**STATED EXERCISE:**
Select from the data all lines with the word "人民教育出版社".

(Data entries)
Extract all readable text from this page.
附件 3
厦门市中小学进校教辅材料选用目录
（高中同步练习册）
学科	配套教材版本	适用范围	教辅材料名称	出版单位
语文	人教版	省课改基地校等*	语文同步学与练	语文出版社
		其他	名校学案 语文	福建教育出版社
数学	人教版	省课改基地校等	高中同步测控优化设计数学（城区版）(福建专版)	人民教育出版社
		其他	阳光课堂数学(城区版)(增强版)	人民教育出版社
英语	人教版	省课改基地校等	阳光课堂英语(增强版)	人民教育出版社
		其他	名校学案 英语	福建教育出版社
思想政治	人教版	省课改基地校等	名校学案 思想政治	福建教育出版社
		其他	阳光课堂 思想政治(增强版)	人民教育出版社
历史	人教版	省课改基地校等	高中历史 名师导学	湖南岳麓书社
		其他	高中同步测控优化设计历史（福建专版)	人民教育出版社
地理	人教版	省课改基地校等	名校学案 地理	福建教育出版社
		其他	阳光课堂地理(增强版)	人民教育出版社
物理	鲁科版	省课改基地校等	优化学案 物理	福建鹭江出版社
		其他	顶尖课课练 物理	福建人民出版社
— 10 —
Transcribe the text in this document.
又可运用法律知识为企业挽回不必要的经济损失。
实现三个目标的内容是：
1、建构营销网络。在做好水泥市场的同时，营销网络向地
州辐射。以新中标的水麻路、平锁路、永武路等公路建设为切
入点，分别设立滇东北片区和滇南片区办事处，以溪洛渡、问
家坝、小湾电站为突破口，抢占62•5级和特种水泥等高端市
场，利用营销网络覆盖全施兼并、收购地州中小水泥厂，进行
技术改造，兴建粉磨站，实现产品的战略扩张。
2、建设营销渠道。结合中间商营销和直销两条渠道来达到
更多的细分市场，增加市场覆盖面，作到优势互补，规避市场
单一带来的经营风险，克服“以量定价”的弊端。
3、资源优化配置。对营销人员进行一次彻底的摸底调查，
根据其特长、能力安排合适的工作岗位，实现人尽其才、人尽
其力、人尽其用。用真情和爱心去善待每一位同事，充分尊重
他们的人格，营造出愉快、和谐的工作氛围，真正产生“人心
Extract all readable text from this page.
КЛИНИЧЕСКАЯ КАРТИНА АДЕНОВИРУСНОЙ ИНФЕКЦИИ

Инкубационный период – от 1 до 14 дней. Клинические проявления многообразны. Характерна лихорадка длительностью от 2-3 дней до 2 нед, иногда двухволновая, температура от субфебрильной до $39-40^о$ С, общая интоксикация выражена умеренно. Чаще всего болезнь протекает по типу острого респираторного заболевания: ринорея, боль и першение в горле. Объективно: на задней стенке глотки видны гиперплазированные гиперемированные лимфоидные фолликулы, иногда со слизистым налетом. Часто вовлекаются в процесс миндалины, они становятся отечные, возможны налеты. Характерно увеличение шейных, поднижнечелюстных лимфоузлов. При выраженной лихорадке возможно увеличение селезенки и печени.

**FULL ANSWER:**
数学	人教版	省课改基地校等	高中同步测控优化设计数学（城区版）(福建专版)	人民教育出版社
		其他	阳光课堂数学(城区版)(增强版)	人民教育出版社
英语	人教版	省课改基地校等	阳光课堂英语(增强版)	人民教育出版社
		其他	阳光课堂 思想政治(增强版)	人民教育出版社
		其他	高中同步测控优化设计历史（福建专版)	人民教育出版社
		其他	阳光课堂地理(增强版)	人民教育出版社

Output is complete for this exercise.